• [WRITTEN INSTRUCTION 1]: Copy out, character for character, the stretch of the records running from the line containing "FancyBboxPatch shape <box>219" through the line containing "Text: Bachelor's Degree", both lines included.

• [PASSAGE GIVEN]:
--------------------

AUSTIN, BEIJING, BERLIN, BOSTON,

BRUSSELS, DENVER, HONG KONG,

LONDON, LOS ANGELES, NEW YORK,

PALO ALTO, SAN DIEGO, SAN FRANCISCO,

SHANGHAI, S INGAPORE, TOKYO,

WASHINGTON, D.C.

August 6, 2024

Southwest Gas Holdings, Inc.

8360 S. Durango Drive

Post Office Box 98510

Las Vegas, Nevada 89193

Ladies and Gentlemen:

We are acting as counsel to Southwest Gas Holdings, Inc., a Delaware corporation (the “Company”), in connection with its Registration Statement on Form S-3 (File No. 333-275774) (the “Registration Statement”) filed with the United States Securities and Exchange Commission (the “Commission”) under the Securities Act of 1933, as amended (the “Securities Act”), which became effective upon filing on November 28, 2023, the related prospectus included therein (the “Base Prospectus”), and the prospectus supplement filed with the Commission on August 6, 2024 pursuant to Rule 424(b)(5) promulgated under the Securities Act (the “Prospectus Supplement”). This opinion is rendered in connection with the proposed issuance and sale by the Company of shares of the Company’s common stock, par value $1.00 per share (the “Common Stock”), having an aggregate offering price of up to $340,000,000 (the “Placement Shares”), pursuant to the terms of that certain Equity Distribution Agreement, dated August 6, 2024 (the “Equity Distribution Agreement”), by and among the Company, J.P. Morgan Securities LLC and Wells Fargo Securities, LLC and in the manner described in the Prospectus Supplement. The Placement Shares will be issued from time to time in public offerings at market or negotiated prices under Rule 415 of the Securities Act.

--------------------

• [DATA SHOWN]:
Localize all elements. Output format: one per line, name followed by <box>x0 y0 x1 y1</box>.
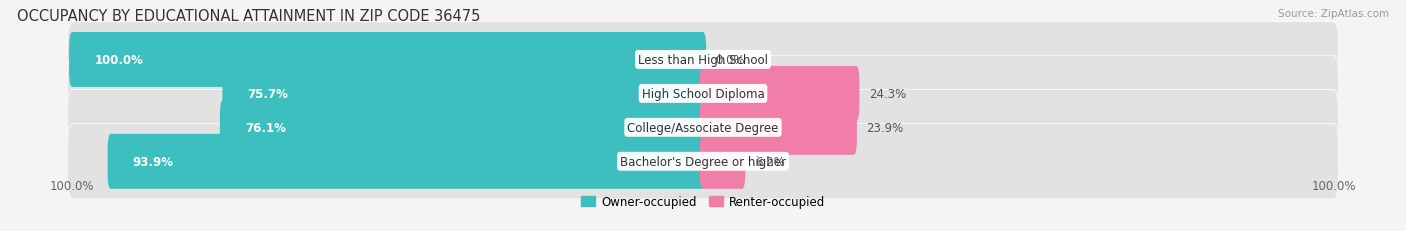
FancyBboxPatch shape <box>219 100 706 155</box>
FancyBboxPatch shape <box>69 33 706 88</box>
FancyBboxPatch shape <box>67 124 1339 199</box>
Text: 6.2%: 6.2% <box>755 155 785 168</box>
FancyBboxPatch shape <box>700 67 859 121</box>
Text: Source: ZipAtlas.com: Source: ZipAtlas.com <box>1278 9 1389 19</box>
Text: Bachelor's Degree or higher: Bachelor's Degree or higher <box>620 155 786 168</box>
Text: 100.0%: 100.0% <box>1312 179 1355 192</box>
Text: 93.9%: 93.9% <box>132 155 174 168</box>
FancyBboxPatch shape <box>108 134 706 189</box>
FancyBboxPatch shape <box>67 56 1339 131</box>
FancyBboxPatch shape <box>67 90 1339 165</box>
Text: OCCUPANCY BY EDUCATIONAL ATTAINMENT IN ZIP CODE 36475: OCCUPANCY BY EDUCATIONAL ATTAINMENT IN Z… <box>17 9 481 24</box>
Text: Less than High School: Less than High School <box>638 54 768 67</box>
Text: 23.9%: 23.9% <box>866 121 904 134</box>
FancyBboxPatch shape <box>222 67 706 121</box>
FancyBboxPatch shape <box>700 100 856 155</box>
FancyBboxPatch shape <box>67 23 1339 98</box>
Text: 100.0%: 100.0% <box>94 54 143 67</box>
Text: 0.0%: 0.0% <box>716 54 745 67</box>
Text: 75.7%: 75.7% <box>247 88 288 100</box>
Text: College/Associate Degree: College/Associate Degree <box>627 121 779 134</box>
Text: 24.3%: 24.3% <box>869 88 905 100</box>
Text: High School Diploma: High School Diploma <box>641 88 765 100</box>
Text: 100.0%: 100.0% <box>51 179 94 192</box>
Legend: Owner-occupied, Renter-occupied: Owner-occupied, Renter-occupied <box>576 191 830 213</box>
Text: 76.1%: 76.1% <box>245 121 285 134</box>
FancyBboxPatch shape <box>700 134 745 189</box>
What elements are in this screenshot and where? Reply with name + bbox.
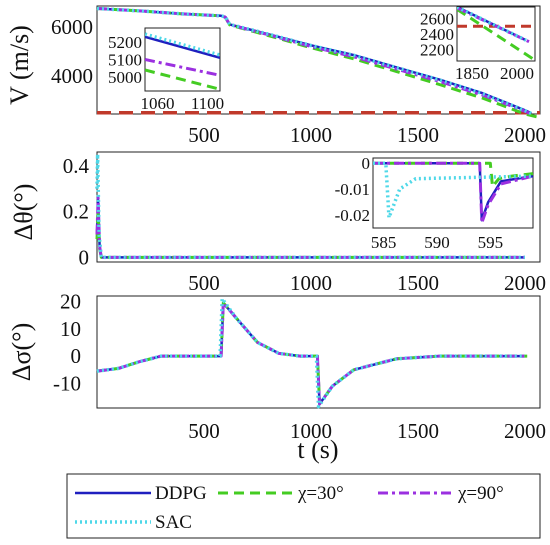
delta-sigma-xtick-1: 1000 xyxy=(290,419,332,443)
legend-label-3: SAC xyxy=(155,512,192,533)
delta-theta-series-3 xyxy=(95,152,525,260)
delta-theta-xtick-2: 1500 xyxy=(397,271,439,295)
delta-theta-y-label: Δθ(°) xyxy=(9,184,38,241)
velocity-inset-0-series-2 xyxy=(145,58,220,77)
velocity-xtick-1: 1000 xyxy=(290,123,332,147)
velocity-ytick-1: 6000 xyxy=(51,15,93,39)
velocity-series-3 xyxy=(96,6,533,116)
delta-theta-inset-xtick-1: 590 xyxy=(424,233,450,252)
delta-sigma-xtick-0: 500 xyxy=(188,419,220,443)
legend-label-0: DDPG xyxy=(155,483,207,504)
delta-sigma-ytick-3: -10 xyxy=(53,371,81,395)
delta-sigma-series-2 xyxy=(96,301,525,406)
velocity-inset-1-ytick-1: 2400 xyxy=(420,25,454,44)
delta-sigma-series xyxy=(96,296,528,409)
delta-theta-xtick-3: 2000 xyxy=(504,271,546,295)
delta-sigma-xtick-3: 2000 xyxy=(504,419,546,443)
velocity-inset-0-xtick-1: 1100 xyxy=(191,94,224,113)
delta-theta-xtick-1: 1000 xyxy=(290,271,332,295)
velocity-inset-0-ytick-2: 5200 xyxy=(108,33,142,52)
velocity-inset-0-series-0 xyxy=(145,35,220,60)
velocity-xtick-2: 1500 xyxy=(397,123,439,147)
delta-theta-series xyxy=(95,152,525,260)
delta-theta-inset-series-2 xyxy=(373,161,534,225)
velocity-xtick-3: 2000 xyxy=(504,123,546,147)
velocity-y-label: V (m/s) xyxy=(5,25,34,105)
delta-theta-inset-ytick-1: -0.01 xyxy=(335,180,370,199)
velocity-inset-0-ytick-0: 5000 xyxy=(108,68,142,87)
velocity-inset-1-xtick-1: 2000 xyxy=(500,64,534,83)
delta-sigma-series-3 xyxy=(96,296,525,409)
delta-theta-y-ticks: 0 0.2 0.4 xyxy=(63,154,90,270)
delta-theta-inset-xtick-0: 585 xyxy=(371,233,397,252)
delta-theta-panel: 500 1000 1500 2000 0 0.2 0.4 Δθ(°) 585 590 595 0… xyxy=(9,151,546,295)
delta-sigma-y-ticks: 20 10 0 -10 xyxy=(53,289,81,395)
delta-sigma-y-label: Δσ(°) xyxy=(7,323,36,381)
velocity-inset-0-series-1 xyxy=(145,68,220,91)
delta-theta-inset-xtick-2: 595 xyxy=(478,233,504,252)
delta-theta-inset-series-3 xyxy=(373,161,534,220)
delta-theta-inset-frame xyxy=(372,157,534,229)
delta-theta-ytick-1: 0.2 xyxy=(63,200,89,224)
velocity-series xyxy=(96,6,541,120)
delta-theta-x-ticks: 500 1000 1500 2000 xyxy=(188,271,546,295)
velocity-inset-0-ytick-1: 5100 xyxy=(108,51,142,70)
delta-sigma-ytick-2: 0 xyxy=(71,344,82,368)
legend: DDPG χ=30° χ=90° SAC xyxy=(66,473,541,539)
time-x-label: t (s) xyxy=(297,435,338,464)
delta-theta-ytick-0: 0 xyxy=(79,245,90,269)
delta-theta-inset-ytick-0: 0 xyxy=(362,154,371,173)
velocity-inset-0-xtick-0: 1060 xyxy=(141,94,175,113)
delta-theta-inset-ytick-2: -0.02 xyxy=(335,206,370,225)
velocity-panel: 500 1000 1500 2000 4000 6000 V (m/s) 1060 110… xyxy=(5,5,546,147)
velocity-x-ticks: 500 1000 1500 2000 xyxy=(188,123,546,147)
delta-sigma-x-ticks: 500 1000 1500 2000 xyxy=(188,419,546,443)
velocity-xtick-0: 500 xyxy=(188,123,220,147)
delta-sigma-xtick-2: 1500 xyxy=(397,419,439,443)
velocity-inset-1-ytick-2: 2600 xyxy=(420,10,454,29)
delta-sigma-ytick-1: 10 xyxy=(60,317,81,341)
delta-sigma-panel: 500 1000 1500 2000 20 10 0 -10 Δσ(°) t (s) xyxy=(7,289,546,464)
legend-label-1: χ=30° xyxy=(297,483,344,504)
delta-sigma-ytick-0: 20 xyxy=(60,289,81,313)
velocity-inset-1-xtick-0: 1850 xyxy=(455,64,489,83)
legend-label-2: χ=90° xyxy=(457,483,504,504)
velocity-inset-frame-1 xyxy=(456,6,536,62)
velocity-y-ticks: 4000 6000 xyxy=(51,15,93,88)
velocity-inset-1-ytick-0: 2200 xyxy=(420,40,454,59)
velocity-ytick-0: 4000 xyxy=(51,64,93,88)
delta-theta-xtick-0: 500 xyxy=(188,271,220,295)
delta-theta-inset: 585 590 595 0 -0.01 -0.02 xyxy=(335,154,534,252)
delta-theta-ytick-2: 0.4 xyxy=(63,154,90,178)
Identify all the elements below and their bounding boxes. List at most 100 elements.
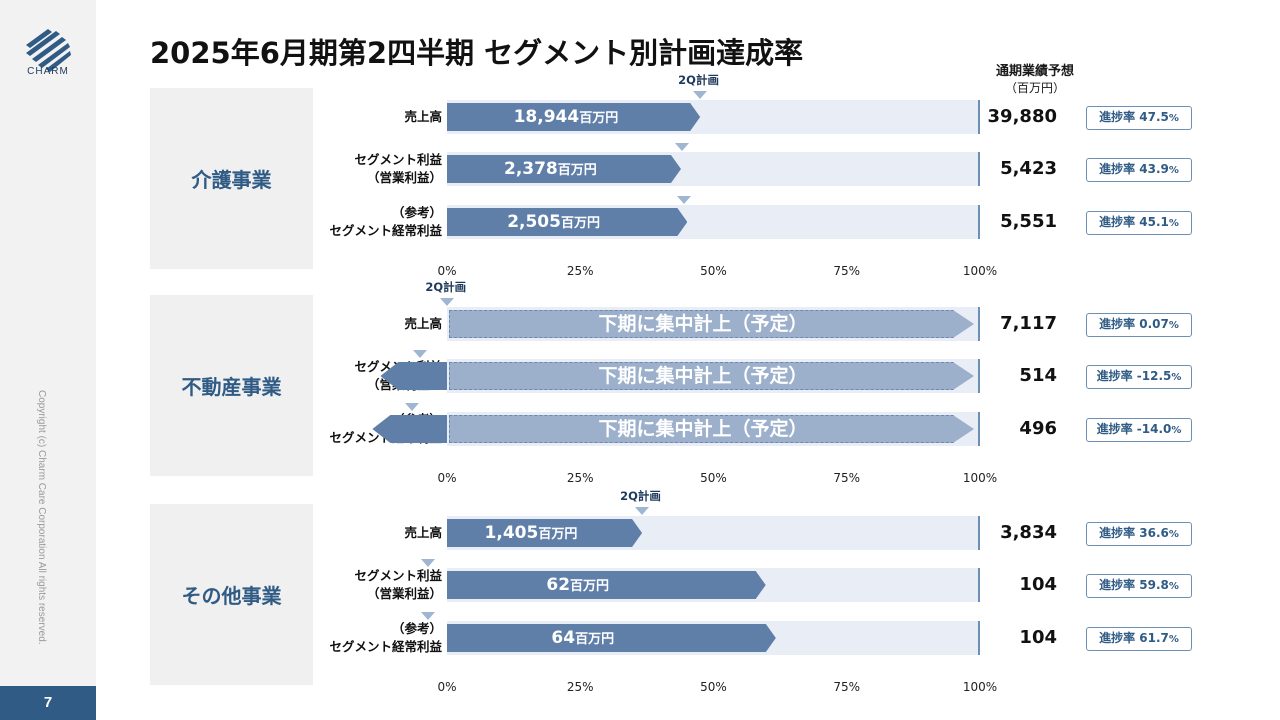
row-label-line: 売上高 (404, 316, 442, 331)
axis-tick-label: 25% (566, 680, 594, 694)
plan-marker-label: 2Q計画 (425, 280, 467, 294)
forecast-value: 104 (1019, 627, 1057, 648)
progress-percent-sign: % (1168, 165, 1179, 176)
row-label-line: セグメント経常利益 (329, 639, 442, 654)
actual-value: 64 (551, 628, 576, 648)
bar-track: 下期に集中計上（予定） (447, 359, 980, 393)
row-label: 売上高 (262, 315, 442, 333)
bar-track: 下期に集中計上（予定） (447, 307, 980, 341)
axis-tick-label: 100% (962, 471, 998, 485)
axis-tick-label: 0% (437, 471, 457, 485)
actual-value-label: 2,505百万円 (507, 205, 600, 239)
axis-tick-label: 0% (437, 264, 457, 278)
plan-marker-icon (635, 507, 650, 515)
row-label-line: セグメント利益 (354, 568, 442, 583)
bar-track: 2,505百万円 (447, 205, 980, 239)
page-title: 2025年6月期第2四半期 セグメント別計画達成率 (150, 36, 804, 70)
forecast-value: 5,423 (1000, 158, 1057, 179)
bar-track: 64百万円 (447, 621, 980, 655)
actual-bar (447, 624, 776, 652)
axis-tick-label: 100% (962, 264, 998, 278)
plan-marker-icon (677, 196, 692, 204)
forecast-value: 3,834 (1000, 522, 1057, 543)
plan-marker-icon (421, 559, 436, 567)
deferred-label: 下期に集中計上（予定） (598, 313, 808, 335)
actual-unit: 百万円 (570, 579, 610, 594)
charm-logo-icon (26, 29, 71, 72)
forecast-value: 5,551 (1000, 211, 1057, 232)
axis-tick-label: 50% (700, 680, 727, 694)
progress-badge: 進捗率 36.6% (1086, 522, 1192, 546)
progress-percent-sign: % (1168, 218, 1179, 229)
actual-unit: 百万円 (560, 216, 600, 231)
actual-bar (447, 519, 642, 547)
row-label: 売上高 (262, 108, 442, 126)
bar-track: 1,405百万円 (447, 516, 980, 550)
deferred-label: 下期に集中計上（予定） (598, 418, 808, 440)
actual-value: 2,378 (503, 159, 558, 179)
actual-value-label: 18,944百万円 (514, 100, 619, 134)
row-label: セグメント利益 （営業利益） (262, 151, 442, 187)
logo-text: CHARM (27, 66, 69, 77)
progress-percent-sign: % (1171, 425, 1182, 436)
progress-percent-sign: % (1168, 113, 1179, 124)
forecast-value: 104 (1019, 574, 1057, 595)
segment-label: 不動産事業 (150, 295, 313, 476)
actual-bar (372, 415, 447, 443)
progress-badge: 進捗率 0.07% (1086, 313, 1192, 337)
actual-bar (447, 571, 766, 599)
actual-bar (447, 103, 700, 131)
row-label-line: （営業利益） (366, 170, 442, 185)
actual-value-label: 1,405百万円 (485, 516, 578, 550)
bar-track: 18,944百万円 (447, 100, 980, 134)
progress-percent-sign: % (1171, 372, 1182, 383)
axis-tick-label: 25% (566, 264, 594, 278)
axis-tick-label: 50% (700, 471, 727, 485)
progress-badge: 進捗率 59.8% (1086, 574, 1192, 598)
progress-badge: 進捗率 47.5% (1086, 106, 1192, 130)
bar-track: 下期に集中計上（予定） (447, 412, 980, 446)
forecast-value: 496 (1019, 418, 1057, 439)
plan-marker-label: 2Q計画 (620, 489, 661, 503)
row-label: （参考） セグメント経常利益 (262, 204, 442, 240)
progress-value: 43.9 (1139, 162, 1169, 176)
progress-prefix: 進捗率 (1099, 110, 1140, 124)
progress-prefix: 進捗率 (1099, 631, 1140, 645)
actual-unit: 百万円 (579, 111, 619, 126)
page-number: 7 (0, 686, 96, 720)
progress-value: 59.8 (1139, 578, 1169, 592)
forecast-header-unit: （百万円） (1004, 81, 1065, 95)
actual-value-label: 64百万円 (551, 621, 614, 655)
progress-value: 0.07 (1139, 317, 1169, 331)
axis-tick-label: 25% (566, 471, 594, 485)
forecast-value: 39,880 (987, 106, 1057, 127)
row-label: 売上高 (262, 524, 442, 542)
forecast-header: 通期業績予想 （百万円） (985, 64, 1085, 96)
row-label: セグメント利益 （営業利益） (262, 567, 442, 603)
axis-tick-label: 50% (700, 264, 727, 278)
row-label-line: セグメント経常利益 (329, 223, 442, 238)
progress-percent-sign: % (1168, 581, 1179, 592)
forecast-value: 514 (1019, 365, 1057, 386)
actual-value: 18,944 (513, 107, 580, 127)
progress-percent-sign: % (1168, 320, 1179, 331)
row-label-line: セグメント利益 (354, 152, 442, 167)
row-label: （参考） セグメント経常利益 (262, 620, 442, 656)
progress-badge: 進捗率 -14.0% (1086, 418, 1192, 442)
forecast-value: 7,117 (1000, 313, 1057, 334)
row-label-line: 売上高 (404, 109, 442, 124)
bar-track: 62百万円 (447, 568, 980, 602)
bar-track: 2,378百万円 (447, 152, 980, 186)
row-label-line: （参考） (391, 621, 442, 636)
actual-bar (447, 155, 681, 183)
plan-marker-icon (421, 612, 436, 620)
plan-marker-icon (693, 91, 708, 99)
deferred-band (449, 310, 974, 338)
progress-badge: 進捗率 45.1% (1086, 211, 1192, 235)
row-label-line: （営業利益） (366, 586, 442, 601)
actual-unit: 百万円 (575, 632, 615, 647)
deferred-band (449, 415, 974, 443)
plan-marker-icon (674, 143, 689, 151)
axis-tick-label: 75% (833, 680, 861, 694)
progress-prefix: 進捗率 (1099, 526, 1140, 540)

--------------------

• [WRITTEN INSTRUCTION 2]: Write the next part of the legal opinion letter to Southwest Gas Holdings, picking up after its final sentence.

• [EXERCISE ANSWER 1]:
FancyBboxPatch shape <box>219 100 706 155</box>
FancyBboxPatch shape <box>69 33 706 88</box>
FancyBboxPatch shape <box>67 124 1339 199</box>
Text: 6.2%: 6.2% <box>755 155 785 168</box>
FancyBboxPatch shape <box>700 67 859 121</box>
Text: Source: ZipAtlas.com: Source: ZipAtlas.com <box>1278 9 1389 19</box>
Text: Bachelor's Degree or higher: Bachelor's Degree or higher <box>620 155 786 168</box>

• [EXERCISE ANSWER 2]:
As counsel for the Company, we have examined the Equity Distribution Agreement, the Registration Statement, the Base Prospectus, the Prospectus Supplement, the Company’s Certificate of Incorporation (the “Charter”), the Company’s Amended and Restated Bylaws, as amended, as well as originals or copies, certified or otherwise identified to our satisfaction, of such documents, corporate records, certificates of public officials and other instruments as we have deemed necessary for the purposes of rendering this opinion, and we are familiar with the proceedings taken and proposed to be taken by the Company in connection with the authorization, issuance and sale of the Placement Shares. In our examination, we have assumed the genuineness of all signatures, the authenticity of all documents submitted to us as originals and the conformity with the originals of all documents submitted to us as copies. We also have assumed that the Placement Shares will not be issued in violation of the ownership limit contained in the Charter. This opinion letter is given, and all statements herein are made, in the context of the foregoing.

This opinion letter is based as to matters of law solely on Delaware General Corporation Law. We express no opinion herein as to any other laws, statutes, ordinances, rules or regulations. As used herein, the term “Delaware General Corporation Law” includes the statutory provisions contained therein, all applicable provisions of the Delaware Constitution and reported judicial decisions interpreting these laws.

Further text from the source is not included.